→ Instruction
Can you find every line in the listing that contains the string "watermark" and copy each of those lines in full?

:: Material ::

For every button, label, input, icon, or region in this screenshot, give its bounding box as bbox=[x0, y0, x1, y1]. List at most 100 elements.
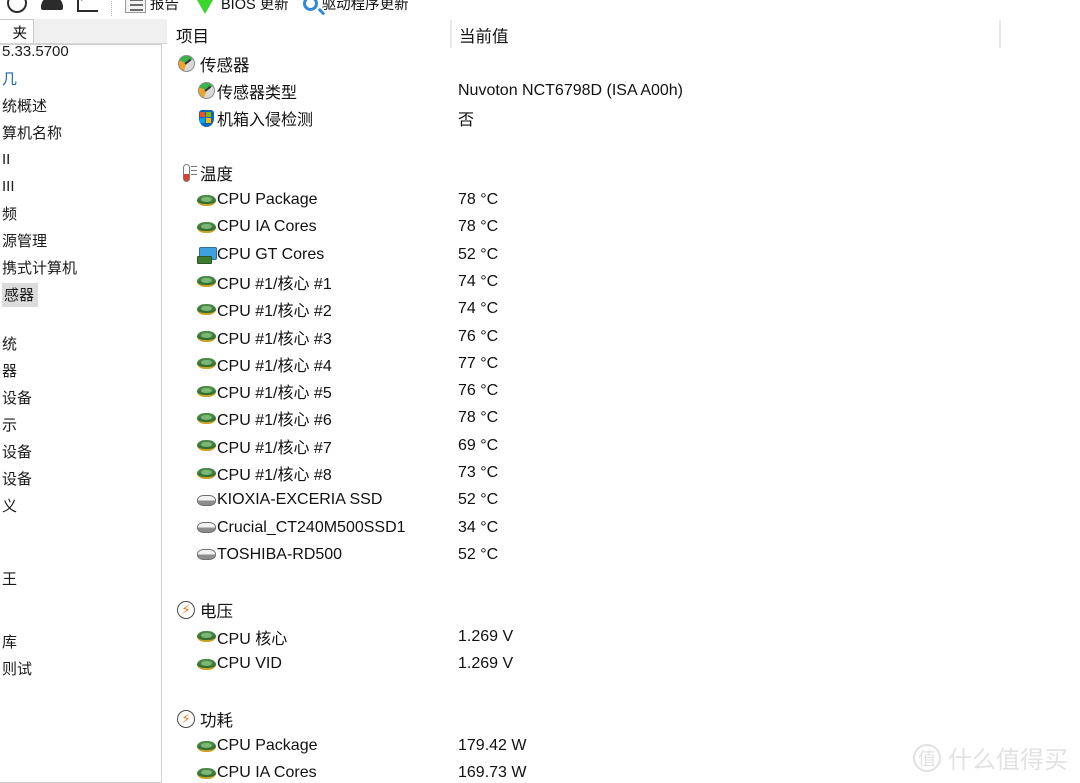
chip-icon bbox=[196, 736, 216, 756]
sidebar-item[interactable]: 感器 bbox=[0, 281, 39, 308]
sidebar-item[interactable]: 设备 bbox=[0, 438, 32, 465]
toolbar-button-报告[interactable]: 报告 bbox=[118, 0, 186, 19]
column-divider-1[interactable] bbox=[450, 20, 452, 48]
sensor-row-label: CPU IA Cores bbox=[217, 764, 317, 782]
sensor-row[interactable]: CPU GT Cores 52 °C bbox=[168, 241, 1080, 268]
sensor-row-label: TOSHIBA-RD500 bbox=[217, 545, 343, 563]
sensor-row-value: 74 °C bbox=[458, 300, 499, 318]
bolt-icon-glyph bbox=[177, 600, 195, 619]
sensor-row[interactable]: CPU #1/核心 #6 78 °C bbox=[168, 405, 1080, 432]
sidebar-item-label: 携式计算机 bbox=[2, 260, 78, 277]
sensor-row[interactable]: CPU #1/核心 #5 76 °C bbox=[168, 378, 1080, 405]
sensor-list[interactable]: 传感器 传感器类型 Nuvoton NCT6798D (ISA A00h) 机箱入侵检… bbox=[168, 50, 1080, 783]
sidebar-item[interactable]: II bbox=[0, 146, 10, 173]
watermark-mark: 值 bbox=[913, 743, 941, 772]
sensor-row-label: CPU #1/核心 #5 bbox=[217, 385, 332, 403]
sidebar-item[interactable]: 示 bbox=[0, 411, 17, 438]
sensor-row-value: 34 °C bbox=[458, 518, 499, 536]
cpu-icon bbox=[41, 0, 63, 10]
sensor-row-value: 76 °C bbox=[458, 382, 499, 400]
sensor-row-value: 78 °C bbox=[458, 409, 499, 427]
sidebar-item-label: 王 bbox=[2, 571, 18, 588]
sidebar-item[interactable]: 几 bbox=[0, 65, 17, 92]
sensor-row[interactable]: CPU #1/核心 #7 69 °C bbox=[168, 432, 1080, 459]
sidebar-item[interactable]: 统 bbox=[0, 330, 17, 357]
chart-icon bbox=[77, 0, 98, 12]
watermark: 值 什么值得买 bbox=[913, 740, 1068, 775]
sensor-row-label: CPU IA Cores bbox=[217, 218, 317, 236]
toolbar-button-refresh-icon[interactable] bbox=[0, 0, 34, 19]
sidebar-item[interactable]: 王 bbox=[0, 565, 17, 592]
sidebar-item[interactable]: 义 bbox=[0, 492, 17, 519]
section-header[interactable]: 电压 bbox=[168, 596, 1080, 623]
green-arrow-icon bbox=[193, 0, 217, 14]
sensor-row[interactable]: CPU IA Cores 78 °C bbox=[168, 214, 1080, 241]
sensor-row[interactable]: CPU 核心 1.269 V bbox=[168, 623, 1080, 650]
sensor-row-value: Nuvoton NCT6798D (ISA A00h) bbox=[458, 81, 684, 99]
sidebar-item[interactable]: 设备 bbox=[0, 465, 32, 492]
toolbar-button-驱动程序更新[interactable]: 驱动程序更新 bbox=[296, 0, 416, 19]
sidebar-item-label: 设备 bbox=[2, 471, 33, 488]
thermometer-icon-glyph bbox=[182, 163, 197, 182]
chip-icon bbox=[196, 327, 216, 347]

:::

→ The completed task
watermark-mark: 值 bbox=[913, 743, 941, 772]
watermark: 值 什么值得买 bbox=[913, 740, 1068, 775]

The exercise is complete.